EXERCISE REQUIREMENTS:
Edit the data below so that each "interactable" becomes "clickable", keeping every other character the same. Omit the pictures from your answer.

Entries taken from a collection:
[Begin]

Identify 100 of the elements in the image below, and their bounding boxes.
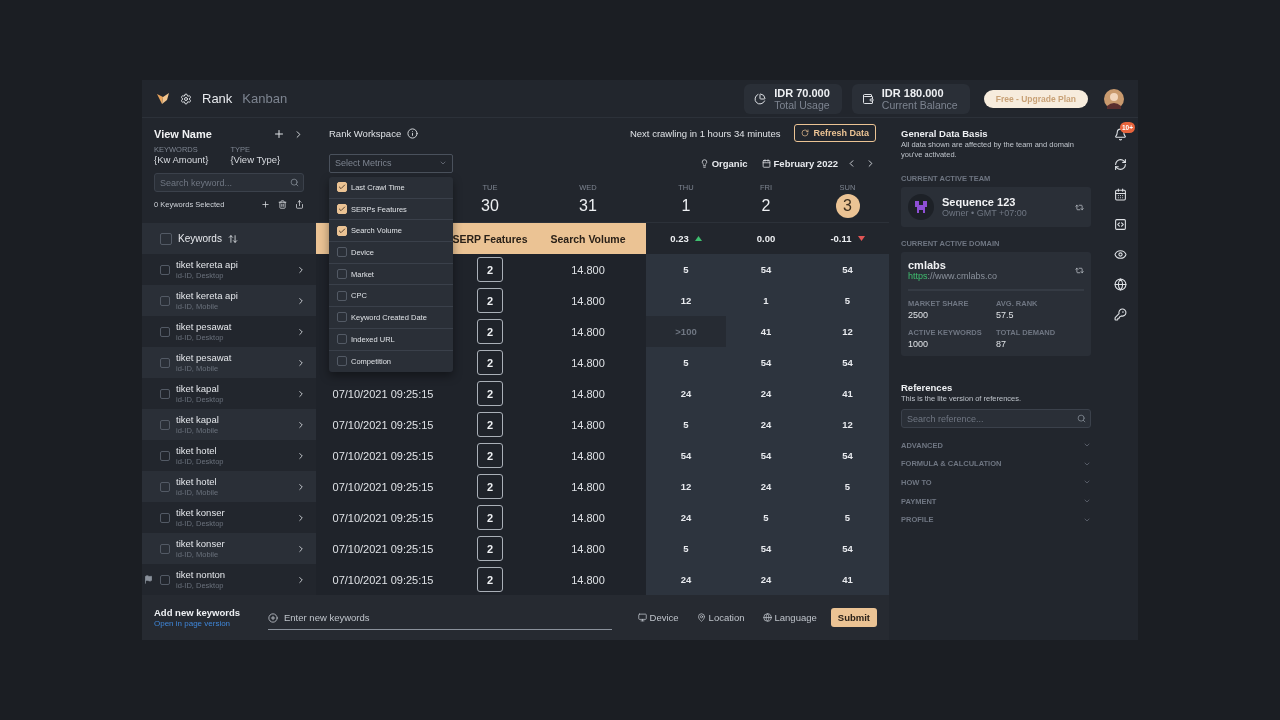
chevron-right-icon: [296, 574, 306, 585]
column-header: SERP Features: [450, 223, 530, 254]
metric-checkbox[interactable]: [337, 290, 347, 301]
keyword-checkbox[interactable]: [160, 264, 170, 275]
open-page-link[interactable]: Open in page version: [154, 617, 258, 629]
day-number[interactable]: 3: [835, 193, 860, 218]
column-header: Search Volume: [530, 223, 646, 254]
stat-value: 2500: [908, 310, 930, 320]
rank-delta: -0.11: [830, 233, 852, 244]
keyword-checkbox[interactable]: [160, 543, 170, 554]
add-icon[interactable]: [261, 200, 270, 209]
key-icon[interactable]: [1114, 308, 1127, 321]
share-icon[interactable]: [295, 200, 304, 209]
rank-cell: 24: [726, 564, 806, 595]
search-volume: 14.800: [571, 511, 605, 524]
day-number[interactable]: 2: [754, 193, 778, 218]
switch-icon[interactable]: [1075, 265, 1084, 275]
metric-checkbox[interactable]: [337, 334, 347, 345]
rank-cell: 24: [646, 378, 726, 409]
keyword-search-field[interactable]: Search keyword...: [154, 173, 304, 192]
serp-count: 2: [477, 412, 503, 437]
keyword-checkbox[interactable]: [160, 574, 170, 585]
pie-chart-icon: [754, 92, 767, 105]
metric-checkbox[interactable]: [337, 356, 347, 367]
metric-checkbox[interactable]: [337, 312, 347, 323]
eye-icon[interactable]: [1114, 248, 1127, 261]
add-icon[interactable]: [273, 128, 285, 140]
metrics-select[interactable]: Select Metrics: [329, 153, 453, 173]
search-volume: 14.800: [571, 573, 605, 586]
metric-checkbox[interactable]: [337, 247, 347, 258]
stat-value: 1000: [908, 339, 930, 349]
chevron-right-icon: [296, 419, 306, 430]
sync-icon[interactable]: [1114, 158, 1127, 171]
language-button[interactable]: Language: [758, 612, 821, 623]
serp-count: 2: [477, 257, 503, 282]
settings-icon: [180, 92, 192, 105]
code-icon[interactable]: [1114, 218, 1127, 231]
day-number[interactable]: 31: [576, 193, 600, 218]
view-tab[interactable]: Kanban: [242, 91, 288, 106]
keyword-checkbox[interactable]: [160, 357, 170, 368]
refresh-icon: [801, 129, 810, 137]
rank-cell: 24: [726, 409, 806, 440]
serp-count: 2: [477, 443, 503, 468]
avatar[interactable]: [1104, 88, 1124, 109]
rank-cell: 24: [726, 378, 806, 409]
notification-button[interactable]: [1114, 128, 1127, 141]
rank-cell: 41: [806, 564, 889, 595]
calendar-icon[interactable]: [1114, 188, 1127, 201]
reference-search-field[interactable]: Search reference...: [901, 409, 1091, 428]
trash-icon[interactable]: [278, 200, 287, 209]
serp-count: 2: [477, 319, 503, 344]
chevron-right-icon: [296, 388, 306, 399]
rank-cell: 54: [726, 347, 806, 378]
rank-cell: 1: [726, 285, 806, 316]
chevron-right-icon: [296, 481, 306, 492]
workspace-title: Rank Workspace: [329, 127, 402, 139]
plus-circle-icon: [268, 612, 278, 623]
globe-icon[interactable]: [1114, 278, 1127, 291]
select-all-checkbox[interactable]: [160, 232, 172, 245]
chevron-right-icon: [296, 450, 306, 461]
team-meta: Owner • GMT +07:00: [942, 208, 1028, 218]
domain-url: https://www.cmlabs.co: [908, 271, 999, 281]
keyword-name: tiket kereta api: [176, 258, 239, 270]
balance-amount: IDR 180.000: [881, 86, 945, 99]
sort-icon[interactable]: [227, 233, 238, 244]
rank-cell: 54: [726, 254, 806, 285]
crawl-time: 07/10/2021 09:25:15: [332, 387, 434, 400]
keyword-checkbox[interactable]: [160, 512, 170, 523]
new-keyword-field[interactable]: Enter new keywords: [268, 605, 612, 630]
chevron-right-icon: [296, 543, 306, 554]
metric-checkbox[interactable]: [337, 269, 347, 280]
page-title: Rank: [202, 91, 233, 106]
info-icon[interactable]: [407, 127, 419, 139]
search-volume: 14.800: [571, 294, 605, 307]
keyword-checkbox[interactable]: [160, 388, 170, 399]
rank-cell: 24: [726, 471, 806, 502]
map-pin-icon: [696, 613, 706, 622]
organic-filter[interactable]: Organic: [699, 157, 748, 169]
keyword-name: tiket pesawat: [176, 351, 233, 363]
view-name-title: View Name: [154, 128, 213, 140]
refresh-data-button[interactable]: Refresh Data: [794, 124, 876, 142]
keyword-checkbox[interactable]: [160, 419, 170, 430]
keyword-checkbox[interactable]: [160, 295, 170, 306]
device-button[interactable]: Device: [633, 612, 683, 623]
usage-amount: IDR 70.000: [774, 86, 830, 99]
keyword-checkbox[interactable]: [160, 450, 170, 461]
keyword-checkbox[interactable]: [160, 481, 170, 492]
location-button[interactable]: Location: [692, 612, 749, 623]
switch-icon[interactable]: [1075, 202, 1084, 212]
field-value: {View Type}: [230, 155, 281, 165]
keyword-checkbox[interactable]: [160, 326, 170, 337]
crawl-time: 07/10/2021 09:25:15: [332, 573, 434, 586]
crawl-time: 07/10/2021 09:25:15: [332, 511, 434, 524]
day-number[interactable]: 30: [478, 193, 502, 218]
day-number[interactable]: 1: [674, 193, 698, 218]
submit-button[interactable]: Submit: [830, 608, 877, 627]
check-icon: [338, 205, 346, 214]
calendar-icon: [761, 158, 771, 168]
serp-count: 2: [477, 381, 503, 406]
month-picker[interactable]: February 2022: [761, 157, 838, 169]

[End]

FINISHED EXERCISE:
Identify 100 of the elements in the image below, and their bounding boxes.
chevron-right-icon: [296, 574, 306, 585]
column-header: SERP Features: [450, 223, 530, 254]
metric-checkbox[clickable]: [337, 290, 347, 301]
keyword-checkbox[clickable]: [160, 264, 170, 275]
open-page-link[clickable]: Open in page version: [154, 617, 258, 629]
day-number[clickable]: 3: [835, 193, 860, 218]
column-header: Search Volume: [530, 223, 646, 254]
stat-value: 2500: [908, 310, 930, 320]
rank-delta: -0.11: [830, 233, 852, 244]
keyword-checkbox[clickable]: [160, 543, 170, 554]
add-icon[clickable]: [261, 200, 270, 209]
key-icon[clickable]: [1114, 308, 1127, 321]
share-icon[clickable]: [295, 200, 304, 209]
rank-cell: 24: [726, 564, 806, 595]
search-volume: 14.800: [571, 511, 605, 524]
day-number[clickable]: 2: [754, 193, 778, 218]
switch-icon[clickable]: [1075, 265, 1084, 275]
metric-checkbox[clickable]: [337, 334, 347, 345]
rank-cell: 24: [646, 378, 726, 409]
keyword-search-field[clickable]: Search keyword...: [154, 173, 304, 192]
serp-count: 2: [477, 412, 503, 437]
keyword-checkbox[clickable]: [160, 574, 170, 585]
pie-chart-icon: [754, 92, 767, 105]
metric-checkbox[clickable]: [337, 356, 347, 367]
metric-checkbox[clickable]: [337, 312, 347, 323]
eye-icon[clickable]: [1114, 248, 1127, 261]
add-icon[clickable]: [273, 128, 285, 140]
metrics-select[clickable]: Select Metrics: [329, 153, 453, 173]
search-volume: 14.800: [571, 573, 605, 586]
metric-checkbox[clickable]: [337, 247, 347, 258]
stat-value: 1000: [908, 339, 930, 349]
chevron-right-icon: [296, 419, 306, 430]
sync-icon[clickable]: [1114, 158, 1127, 171]
language-button[clickable]: Language: [758, 612, 821, 623]
serp-count: 2: [477, 257, 503, 282]
settings-icon: [180, 92, 192, 105]
code-icon[clickable]: [1114, 218, 1127, 231]
day-number[clickable]: 31: [576, 193, 600, 218]
view-tab[clickable]: Kanban: [242, 91, 288, 106]
keyword-checkbox[clickable]: [160, 357, 170, 368]
refresh-icon: [801, 129, 810, 137]
rank-cell: 24: [726, 409, 806, 440]
serp-count: 2: [477, 443, 503, 468]
avatar[clickable]: [1104, 88, 1124, 109]
rank-cell: 24: [726, 378, 806, 409]
notification-button[clickable]: [1114, 128, 1127, 141]
rank-cell: 41: [806, 564, 889, 595]
calendar-icon[clickable]: [1114, 188, 1127, 201]
reference-search-field[clickable]: Search reference...: [901, 409, 1091, 428]
trash-icon[clickable]: [278, 200, 287, 209]
serp-count: 2: [477, 319, 503, 344]
chevron-right-icon: [296, 388, 306, 399]
rank-cell: 54: [726, 347, 806, 378]
rank-cell: 1: [726, 285, 806, 316]
chevron-right-icon: [296, 481, 306, 492]
workspace-title: Rank Workspace: [329, 127, 402, 139]
plus-circle-icon: [268, 612, 278, 623]
globe-icon[clickable]: [1114, 278, 1127, 291]
select-all-checkbox[clickable]: [160, 232, 172, 245]
chevron-right-icon: [296, 450, 306, 461]
team-meta: Owner • GMT +07:00: [942, 208, 1028, 218]
domain-url: https://www.cmlabs.co: [908, 271, 999, 281]
keyword-name: tiket kereta api: [176, 258, 239, 270]
balance-amount: IDR 180.000: [881, 86, 945, 99]
sort-icon[clickable]: [227, 233, 238, 244]
rank-cell: 54: [726, 254, 806, 285]
crawl-time: 07/10/2021 09:25:15: [332, 387, 434, 400]
keyword-checkbox[clickable]: [160, 512, 170, 523]
new-keyword-field[clickable]: Enter new keywords: [268, 605, 612, 630]
chevron-right-icon: [296, 543, 306, 554]
metric-checkbox[clickable]: [337, 269, 347, 280]
page-title: Rank: [202, 91, 233, 106]
info-icon[clickable]: [407, 127, 419, 139]
search-volume: 14.800: [571, 294, 605, 307]
keyword-checkbox[clickable]: [160, 388, 170, 399]
rank-cell: 24: [726, 471, 806, 502]
map-pin-icon: [696, 613, 706, 622]
organic-filter[clickable]: Organic: [699, 157, 748, 169]
keyword-name: tiket pesawat: [176, 351, 233, 363]
view-name-title: View Name: [154, 128, 213, 140]
refresh-data-button[clickable]: Refresh Data: [794, 124, 876, 142]
keyword-checkbox[clickable]: [160, 419, 170, 430]
keyword-checkbox[clickable]: [160, 295, 170, 306]
device-button[clickable]: Device: [633, 612, 683, 623]
usage-amount: IDR 70.000: [774, 86, 830, 99]
keyword-checkbox[clickable]: [160, 450, 170, 461]
keyword-checkbox[clickable]: [160, 481, 170, 492]
location-button[clickable]: Location: [692, 612, 749, 623]
switch-icon[clickable]: [1075, 202, 1084, 212]
field-value: {View Type}: [230, 155, 281, 165]
keyword-checkbox[clickable]: [160, 326, 170, 337]
crawl-time: 07/10/2021 09:25:15: [332, 573, 434, 586]
crawl-time: 07/10/2021 09:25:15: [332, 511, 434, 524]
day-number[clickable]: 30: [478, 193, 502, 218]
day-number[clickable]: 1: [674, 193, 698, 218]
submit-button[clickable]: Submit: [830, 608, 877, 627]
check-icon: [338, 205, 346, 214]
calendar-icon: [761, 158, 771, 168]
serp-count: 2: [477, 381, 503, 406]
month-picker[clickable]: February 2022: [761, 157, 838, 169]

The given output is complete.